+++ DATASET ENTRIES

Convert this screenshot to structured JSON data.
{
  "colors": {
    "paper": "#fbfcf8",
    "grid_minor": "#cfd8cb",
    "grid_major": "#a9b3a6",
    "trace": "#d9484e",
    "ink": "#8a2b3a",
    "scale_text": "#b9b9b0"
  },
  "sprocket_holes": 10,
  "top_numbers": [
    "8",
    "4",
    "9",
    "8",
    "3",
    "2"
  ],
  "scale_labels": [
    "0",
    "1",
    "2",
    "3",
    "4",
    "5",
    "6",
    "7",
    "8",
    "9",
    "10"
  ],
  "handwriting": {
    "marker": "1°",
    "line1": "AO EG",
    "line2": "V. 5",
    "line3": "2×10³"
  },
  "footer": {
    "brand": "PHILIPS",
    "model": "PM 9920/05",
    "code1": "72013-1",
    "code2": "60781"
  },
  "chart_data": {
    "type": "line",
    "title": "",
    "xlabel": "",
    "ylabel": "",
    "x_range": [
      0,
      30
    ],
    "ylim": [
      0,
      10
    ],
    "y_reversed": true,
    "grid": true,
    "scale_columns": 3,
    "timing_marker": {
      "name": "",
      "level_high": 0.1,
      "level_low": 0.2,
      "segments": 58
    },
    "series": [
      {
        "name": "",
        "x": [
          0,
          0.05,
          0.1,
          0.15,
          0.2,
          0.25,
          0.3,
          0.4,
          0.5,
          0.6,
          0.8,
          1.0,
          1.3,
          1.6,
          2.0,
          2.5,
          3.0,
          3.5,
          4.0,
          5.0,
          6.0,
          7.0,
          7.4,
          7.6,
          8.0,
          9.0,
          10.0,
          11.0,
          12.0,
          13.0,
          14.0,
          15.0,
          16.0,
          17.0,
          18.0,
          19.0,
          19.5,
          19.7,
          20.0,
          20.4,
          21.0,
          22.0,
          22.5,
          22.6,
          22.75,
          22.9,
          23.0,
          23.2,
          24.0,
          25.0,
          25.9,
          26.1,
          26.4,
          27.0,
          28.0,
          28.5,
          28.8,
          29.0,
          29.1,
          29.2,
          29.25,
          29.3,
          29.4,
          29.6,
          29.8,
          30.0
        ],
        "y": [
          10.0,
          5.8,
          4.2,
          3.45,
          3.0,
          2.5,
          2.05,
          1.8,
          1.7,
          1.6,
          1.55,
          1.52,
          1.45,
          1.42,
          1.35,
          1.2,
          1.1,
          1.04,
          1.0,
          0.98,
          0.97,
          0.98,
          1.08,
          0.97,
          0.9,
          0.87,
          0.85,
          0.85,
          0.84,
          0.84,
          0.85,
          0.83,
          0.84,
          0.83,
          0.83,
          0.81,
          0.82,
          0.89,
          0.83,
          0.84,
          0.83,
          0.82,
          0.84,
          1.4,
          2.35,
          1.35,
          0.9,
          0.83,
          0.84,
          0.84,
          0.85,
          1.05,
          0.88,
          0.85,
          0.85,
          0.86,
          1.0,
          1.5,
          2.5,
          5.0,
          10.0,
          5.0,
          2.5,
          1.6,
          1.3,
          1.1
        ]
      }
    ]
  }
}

++++++

▶ _YOUR TASK_:
Return all the data exactly as given.

▶ _REPLY_:
Convert this screenshot to structured JSON data.
{
  "colors": {
    "paper": "#fbfcf8",
    "grid_minor": "#cfd8cb",
    "grid_major": "#a9b3a6",
    "trace": "#d9484e",
    "ink": "#8a2b3a",
    "scale_text": "#b9b9b0"
  },
  "sprocket_holes": 10,
  "top_numbers": [
    "8",
    "4",
    "9",
    "8",
    "3",
    "2"
  ],
  "scale_labels": [
    "0",
    "1",
    "2",
    "3",
    "4",
    "5",
    "6",
    "7",
    "8",
    "9",
    "10"
  ],
  "handwriting": {
    "marker": "1°",
    "line1": "AO EG",
    "line2": "V. 5",
    "line3": "2×10³"
  },
  "footer": {
    "brand": "PHILIPS",
    "model": "PM 9920/05",
    "code1": "72013-1",
    "code2": "60781"
  },
  "chart_data": {
    "type": "line",
    "title": "",
    "xlabel": "",
    "ylabel": "",
    "x_range": [
      0,
      30
    ],
    "ylim": [
      0,
      10
    ],
    "y_reversed": true,
    "grid": true,
    "scale_columns": 3,
    "timing_marker": {
      "name": "",
      "level_high": 0.1,
      "level_low": 0.2,
      "segments": 58
    },
    "series": [
      {
        "name": "",
        "x": [
          0,
          0.05,
          0.1,
          0.15,
          0.2,
          0.25,
          0.3,
          0.4,
          0.5,
          0.6,
          0.8,
          1.0,
          1.3,
          1.6,
          2.0,
          2.5,
          3.0,
          3.5,
          4.0,
          5.0,
          6.0,
          7.0,
          7.4,
          7.6,
          8.0,
          9.0,
          10.0,
          11.0,
          12.0,
          13.0,
          14.0,
          15.0,
          16.0,
          17.0,
          18.0,
          19.0,
          19.5,
          19.7,
          20.0,
          20.4,
          21.0,
          22.0,
          22.5,
          22.6,
          22.75,
          22.9,
          23.0,
          23.2,
          24.0,
          25.0,
          25.9,
          26.1,
          26.4,
          27.0,
          28.0,
          28.5,
          28.8,
          29.0,
          29.1,
          29.2,
          29.25,
          29.3,
          29.4,
          29.6,
          29.8,
          30.0
        ],
        "y": [
          10.0,
          5.8,
          4.2,
          3.45,
          3.0,
          2.5,
          2.05,
          1.8,
          1.7,
          1.6,
          1.55,
          1.52,
          1.45,
          1.42,
          1.35,
          1.2,
          1.1,
          1.04,
          1.0,
          0.98,
          0.97,
          0.98,
          1.08,
          0.97,
          0.9,
          0.87,
          0.85,
          0.85,
          0.84,
          0.84,
          0.85,
          0.83,
          0.84,
          0.83,
          0.83,
          0.81,
          0.82,
          0.89,
          0.83,
          0.84,
          0.83,
          0.82,
          0.84,
          1.4,
          2.35,
          1.35,
          0.9,
          0.83,
          0.84,
          0.84,
          0.85,
          1.05,
          0.88,
          0.85,
          0.85,
          0.86,
          1.0,
          1.5,
          2.5,
          5.0,
          10.0,
          5.0,
          2.5,
          1.6,
          1.3,
          1.1
        ]
      }
    ]
  }
}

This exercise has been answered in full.